* Exercise requirements
Go through the entries one line at a time, and gather every line that has the word "type".

* The input
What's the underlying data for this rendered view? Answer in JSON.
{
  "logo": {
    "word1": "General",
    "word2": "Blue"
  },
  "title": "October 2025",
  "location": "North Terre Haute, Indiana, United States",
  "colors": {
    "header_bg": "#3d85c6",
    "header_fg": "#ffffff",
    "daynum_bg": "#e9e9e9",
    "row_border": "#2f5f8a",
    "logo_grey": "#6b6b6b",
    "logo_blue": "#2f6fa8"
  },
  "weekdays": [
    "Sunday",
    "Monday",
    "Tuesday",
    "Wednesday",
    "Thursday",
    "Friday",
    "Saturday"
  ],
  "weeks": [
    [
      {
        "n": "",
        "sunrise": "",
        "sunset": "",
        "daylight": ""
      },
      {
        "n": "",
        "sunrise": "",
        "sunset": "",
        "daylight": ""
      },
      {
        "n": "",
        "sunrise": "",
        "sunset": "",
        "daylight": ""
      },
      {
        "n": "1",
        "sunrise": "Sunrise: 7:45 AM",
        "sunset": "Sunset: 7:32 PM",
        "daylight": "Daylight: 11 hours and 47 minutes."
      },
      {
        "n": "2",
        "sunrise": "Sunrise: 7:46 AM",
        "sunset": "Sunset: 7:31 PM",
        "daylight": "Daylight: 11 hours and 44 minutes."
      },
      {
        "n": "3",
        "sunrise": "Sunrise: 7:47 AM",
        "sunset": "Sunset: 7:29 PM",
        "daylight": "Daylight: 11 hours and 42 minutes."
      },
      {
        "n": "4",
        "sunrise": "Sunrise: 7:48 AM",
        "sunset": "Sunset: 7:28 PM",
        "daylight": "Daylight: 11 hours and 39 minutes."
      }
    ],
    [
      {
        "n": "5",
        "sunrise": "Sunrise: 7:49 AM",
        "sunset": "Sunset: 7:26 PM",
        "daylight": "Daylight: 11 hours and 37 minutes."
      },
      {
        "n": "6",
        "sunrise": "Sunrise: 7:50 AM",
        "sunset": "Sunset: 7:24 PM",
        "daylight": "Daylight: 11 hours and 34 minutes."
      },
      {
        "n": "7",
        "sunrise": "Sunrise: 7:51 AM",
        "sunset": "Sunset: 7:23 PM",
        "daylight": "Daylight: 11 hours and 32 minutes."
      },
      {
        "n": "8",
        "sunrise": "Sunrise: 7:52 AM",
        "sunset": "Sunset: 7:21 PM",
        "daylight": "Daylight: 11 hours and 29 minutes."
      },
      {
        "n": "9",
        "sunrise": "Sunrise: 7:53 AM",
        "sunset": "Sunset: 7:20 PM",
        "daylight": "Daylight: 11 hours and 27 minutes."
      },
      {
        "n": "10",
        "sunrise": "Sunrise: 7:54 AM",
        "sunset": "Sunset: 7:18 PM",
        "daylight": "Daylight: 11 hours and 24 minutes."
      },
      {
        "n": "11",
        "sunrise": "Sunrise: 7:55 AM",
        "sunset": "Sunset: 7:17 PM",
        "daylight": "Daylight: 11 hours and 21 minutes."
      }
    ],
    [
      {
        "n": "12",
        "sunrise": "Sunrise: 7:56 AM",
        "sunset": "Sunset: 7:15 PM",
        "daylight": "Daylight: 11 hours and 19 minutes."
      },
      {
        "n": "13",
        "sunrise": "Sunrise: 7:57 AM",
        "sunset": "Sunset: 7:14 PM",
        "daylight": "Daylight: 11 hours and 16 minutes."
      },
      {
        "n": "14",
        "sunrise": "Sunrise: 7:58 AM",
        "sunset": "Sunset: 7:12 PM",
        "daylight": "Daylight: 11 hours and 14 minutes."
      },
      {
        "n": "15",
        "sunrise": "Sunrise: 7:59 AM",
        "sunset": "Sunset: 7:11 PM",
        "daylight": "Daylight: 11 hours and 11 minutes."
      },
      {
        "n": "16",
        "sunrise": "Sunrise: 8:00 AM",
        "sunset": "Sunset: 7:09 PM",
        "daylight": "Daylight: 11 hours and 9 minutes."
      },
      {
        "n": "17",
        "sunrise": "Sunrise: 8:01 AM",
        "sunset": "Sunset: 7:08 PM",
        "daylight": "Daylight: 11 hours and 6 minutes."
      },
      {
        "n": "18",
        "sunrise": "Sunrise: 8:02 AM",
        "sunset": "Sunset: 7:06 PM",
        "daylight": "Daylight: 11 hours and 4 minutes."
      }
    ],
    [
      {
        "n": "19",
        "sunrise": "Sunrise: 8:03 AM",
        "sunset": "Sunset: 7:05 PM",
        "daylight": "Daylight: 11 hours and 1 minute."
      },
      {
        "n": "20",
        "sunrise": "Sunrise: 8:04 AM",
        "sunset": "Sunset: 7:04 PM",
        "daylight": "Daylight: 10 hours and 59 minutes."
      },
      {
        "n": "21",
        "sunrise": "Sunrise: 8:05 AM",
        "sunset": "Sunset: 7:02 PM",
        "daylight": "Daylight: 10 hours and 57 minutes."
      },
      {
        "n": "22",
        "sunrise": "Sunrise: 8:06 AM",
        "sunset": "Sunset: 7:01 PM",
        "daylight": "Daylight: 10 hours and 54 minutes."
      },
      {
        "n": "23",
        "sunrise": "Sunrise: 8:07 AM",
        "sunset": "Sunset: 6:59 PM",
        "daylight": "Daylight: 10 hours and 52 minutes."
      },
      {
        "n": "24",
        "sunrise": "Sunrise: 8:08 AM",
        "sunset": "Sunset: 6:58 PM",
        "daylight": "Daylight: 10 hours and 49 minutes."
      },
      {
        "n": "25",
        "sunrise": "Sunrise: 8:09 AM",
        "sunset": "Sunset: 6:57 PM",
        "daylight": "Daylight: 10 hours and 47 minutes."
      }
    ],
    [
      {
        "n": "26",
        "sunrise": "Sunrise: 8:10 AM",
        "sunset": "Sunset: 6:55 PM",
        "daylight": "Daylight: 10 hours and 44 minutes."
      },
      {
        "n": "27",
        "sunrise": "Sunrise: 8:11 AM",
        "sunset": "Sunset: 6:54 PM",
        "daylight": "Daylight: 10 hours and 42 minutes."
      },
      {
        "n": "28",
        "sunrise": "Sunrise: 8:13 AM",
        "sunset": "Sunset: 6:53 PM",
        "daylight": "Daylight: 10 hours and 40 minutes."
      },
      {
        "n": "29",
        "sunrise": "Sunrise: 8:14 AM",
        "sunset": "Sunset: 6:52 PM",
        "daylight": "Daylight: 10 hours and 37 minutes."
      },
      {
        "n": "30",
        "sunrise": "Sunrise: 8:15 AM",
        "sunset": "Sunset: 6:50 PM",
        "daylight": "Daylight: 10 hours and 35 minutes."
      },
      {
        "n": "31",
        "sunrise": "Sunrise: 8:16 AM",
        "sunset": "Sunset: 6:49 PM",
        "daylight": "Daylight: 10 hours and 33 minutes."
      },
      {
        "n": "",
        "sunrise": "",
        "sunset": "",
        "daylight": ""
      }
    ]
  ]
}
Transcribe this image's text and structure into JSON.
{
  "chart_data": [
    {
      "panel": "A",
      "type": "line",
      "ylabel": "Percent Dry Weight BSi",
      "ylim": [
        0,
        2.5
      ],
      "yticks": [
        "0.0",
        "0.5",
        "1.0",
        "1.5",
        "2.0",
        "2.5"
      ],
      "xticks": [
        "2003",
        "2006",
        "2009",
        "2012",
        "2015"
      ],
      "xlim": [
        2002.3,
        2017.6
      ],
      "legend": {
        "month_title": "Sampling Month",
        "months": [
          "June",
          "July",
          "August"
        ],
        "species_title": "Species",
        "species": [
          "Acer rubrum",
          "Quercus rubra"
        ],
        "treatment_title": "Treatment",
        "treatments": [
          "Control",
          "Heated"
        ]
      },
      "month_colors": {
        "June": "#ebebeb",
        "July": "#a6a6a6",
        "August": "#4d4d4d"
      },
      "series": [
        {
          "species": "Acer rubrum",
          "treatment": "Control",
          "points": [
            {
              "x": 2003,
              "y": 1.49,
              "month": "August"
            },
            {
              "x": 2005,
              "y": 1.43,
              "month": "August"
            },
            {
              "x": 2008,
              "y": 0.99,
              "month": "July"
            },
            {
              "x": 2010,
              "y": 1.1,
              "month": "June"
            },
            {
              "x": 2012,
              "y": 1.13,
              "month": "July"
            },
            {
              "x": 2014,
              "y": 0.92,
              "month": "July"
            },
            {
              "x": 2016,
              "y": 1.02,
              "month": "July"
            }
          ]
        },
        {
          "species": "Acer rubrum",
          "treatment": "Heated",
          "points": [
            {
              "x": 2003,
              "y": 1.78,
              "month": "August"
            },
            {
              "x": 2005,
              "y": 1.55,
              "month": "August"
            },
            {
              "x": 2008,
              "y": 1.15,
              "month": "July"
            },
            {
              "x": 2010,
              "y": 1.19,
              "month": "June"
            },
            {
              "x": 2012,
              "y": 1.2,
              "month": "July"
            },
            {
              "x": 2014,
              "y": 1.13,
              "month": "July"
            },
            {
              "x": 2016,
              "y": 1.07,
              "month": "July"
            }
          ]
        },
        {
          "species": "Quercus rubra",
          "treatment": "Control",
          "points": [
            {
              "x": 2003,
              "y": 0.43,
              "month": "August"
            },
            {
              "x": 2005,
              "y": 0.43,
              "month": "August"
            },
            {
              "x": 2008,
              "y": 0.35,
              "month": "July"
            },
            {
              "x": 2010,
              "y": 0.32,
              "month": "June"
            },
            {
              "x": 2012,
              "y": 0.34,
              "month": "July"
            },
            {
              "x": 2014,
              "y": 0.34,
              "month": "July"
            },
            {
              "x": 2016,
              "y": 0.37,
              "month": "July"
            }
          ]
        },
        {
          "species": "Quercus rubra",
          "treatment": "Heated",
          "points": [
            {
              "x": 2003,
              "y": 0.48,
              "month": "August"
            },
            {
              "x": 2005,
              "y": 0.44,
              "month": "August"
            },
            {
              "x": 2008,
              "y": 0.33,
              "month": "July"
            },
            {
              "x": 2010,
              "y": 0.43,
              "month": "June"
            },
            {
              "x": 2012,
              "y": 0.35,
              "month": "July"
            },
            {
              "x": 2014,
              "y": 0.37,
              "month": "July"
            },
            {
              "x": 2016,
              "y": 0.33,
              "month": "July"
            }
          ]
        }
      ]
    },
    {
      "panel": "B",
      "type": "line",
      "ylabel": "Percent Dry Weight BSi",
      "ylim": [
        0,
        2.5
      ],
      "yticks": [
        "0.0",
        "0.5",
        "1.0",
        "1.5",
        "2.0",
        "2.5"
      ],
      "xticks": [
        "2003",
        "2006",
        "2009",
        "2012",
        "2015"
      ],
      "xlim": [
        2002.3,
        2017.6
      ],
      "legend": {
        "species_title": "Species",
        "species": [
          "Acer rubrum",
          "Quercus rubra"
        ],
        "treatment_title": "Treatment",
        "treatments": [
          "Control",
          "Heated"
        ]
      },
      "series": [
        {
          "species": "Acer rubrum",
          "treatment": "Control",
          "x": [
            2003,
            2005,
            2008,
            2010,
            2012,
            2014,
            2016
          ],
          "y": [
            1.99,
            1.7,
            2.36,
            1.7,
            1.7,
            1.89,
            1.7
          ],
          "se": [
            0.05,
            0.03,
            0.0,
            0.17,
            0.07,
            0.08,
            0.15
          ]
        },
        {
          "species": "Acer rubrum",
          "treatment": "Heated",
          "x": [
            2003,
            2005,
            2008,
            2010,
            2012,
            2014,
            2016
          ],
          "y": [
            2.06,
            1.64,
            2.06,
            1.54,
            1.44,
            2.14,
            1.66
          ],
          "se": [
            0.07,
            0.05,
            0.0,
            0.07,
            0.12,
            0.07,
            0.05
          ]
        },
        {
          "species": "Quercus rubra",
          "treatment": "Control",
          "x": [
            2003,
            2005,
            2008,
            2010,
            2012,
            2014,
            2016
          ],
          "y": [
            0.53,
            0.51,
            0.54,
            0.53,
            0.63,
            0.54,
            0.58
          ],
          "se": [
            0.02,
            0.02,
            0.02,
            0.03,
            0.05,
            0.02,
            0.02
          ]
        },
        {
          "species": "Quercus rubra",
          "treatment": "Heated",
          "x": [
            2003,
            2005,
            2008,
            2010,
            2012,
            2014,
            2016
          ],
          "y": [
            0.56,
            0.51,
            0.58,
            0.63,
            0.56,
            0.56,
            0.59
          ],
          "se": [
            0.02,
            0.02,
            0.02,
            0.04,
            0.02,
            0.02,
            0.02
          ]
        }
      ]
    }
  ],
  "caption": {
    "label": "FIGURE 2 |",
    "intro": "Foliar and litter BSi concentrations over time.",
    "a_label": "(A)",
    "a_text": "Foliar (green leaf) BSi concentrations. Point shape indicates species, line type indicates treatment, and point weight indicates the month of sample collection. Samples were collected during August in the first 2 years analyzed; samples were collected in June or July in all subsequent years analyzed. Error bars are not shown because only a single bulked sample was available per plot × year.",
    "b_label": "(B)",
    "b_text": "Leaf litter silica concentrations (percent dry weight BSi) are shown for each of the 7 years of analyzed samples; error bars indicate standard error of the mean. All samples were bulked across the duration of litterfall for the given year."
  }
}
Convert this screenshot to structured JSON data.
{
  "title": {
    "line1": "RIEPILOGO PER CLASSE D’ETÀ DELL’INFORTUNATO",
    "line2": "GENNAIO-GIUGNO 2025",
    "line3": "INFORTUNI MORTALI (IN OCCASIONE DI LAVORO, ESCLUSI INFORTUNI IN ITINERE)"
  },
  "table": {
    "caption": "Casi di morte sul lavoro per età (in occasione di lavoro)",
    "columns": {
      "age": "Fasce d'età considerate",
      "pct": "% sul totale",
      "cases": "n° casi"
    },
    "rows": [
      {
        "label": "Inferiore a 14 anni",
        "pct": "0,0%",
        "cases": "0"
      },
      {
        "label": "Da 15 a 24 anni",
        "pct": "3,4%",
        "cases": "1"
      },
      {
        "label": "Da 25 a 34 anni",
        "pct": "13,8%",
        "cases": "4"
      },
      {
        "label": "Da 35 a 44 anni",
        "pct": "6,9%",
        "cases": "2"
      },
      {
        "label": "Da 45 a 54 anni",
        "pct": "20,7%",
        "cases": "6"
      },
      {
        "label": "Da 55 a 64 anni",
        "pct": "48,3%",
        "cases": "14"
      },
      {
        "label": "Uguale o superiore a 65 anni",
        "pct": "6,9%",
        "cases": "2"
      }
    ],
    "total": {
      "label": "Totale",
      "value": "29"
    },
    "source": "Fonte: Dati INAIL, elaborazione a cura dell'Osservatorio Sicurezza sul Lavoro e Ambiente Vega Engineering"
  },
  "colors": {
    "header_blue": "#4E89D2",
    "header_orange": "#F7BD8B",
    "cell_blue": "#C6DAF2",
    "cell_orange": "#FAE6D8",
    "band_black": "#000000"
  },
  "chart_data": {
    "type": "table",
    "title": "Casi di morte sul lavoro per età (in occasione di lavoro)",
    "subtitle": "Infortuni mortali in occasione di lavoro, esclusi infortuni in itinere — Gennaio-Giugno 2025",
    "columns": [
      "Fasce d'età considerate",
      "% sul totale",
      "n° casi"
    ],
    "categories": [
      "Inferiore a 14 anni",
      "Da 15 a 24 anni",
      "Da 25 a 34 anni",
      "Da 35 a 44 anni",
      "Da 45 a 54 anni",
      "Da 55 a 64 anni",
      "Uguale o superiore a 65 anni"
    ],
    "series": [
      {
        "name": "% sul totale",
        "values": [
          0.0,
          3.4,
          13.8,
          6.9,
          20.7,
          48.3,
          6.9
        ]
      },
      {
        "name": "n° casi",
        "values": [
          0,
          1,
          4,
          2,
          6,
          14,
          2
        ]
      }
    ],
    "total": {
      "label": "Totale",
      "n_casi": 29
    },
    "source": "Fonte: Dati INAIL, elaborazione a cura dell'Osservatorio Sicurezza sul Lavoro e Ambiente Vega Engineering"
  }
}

* Exercise answer
      "type": "line",
      "type": "line",
    "a_text": "Foliar (green leaf) BSi concentrations. Point shape indicates species, line type indicates treatment, and point weight indicates the month of sample collection. Samples were collected during August in the first 2 years analyzed; samples were collected in June or July in all subsequent years analyzed. Error bars are not shown because only a single bulked sample was available per plot × year.",
    "type": "table",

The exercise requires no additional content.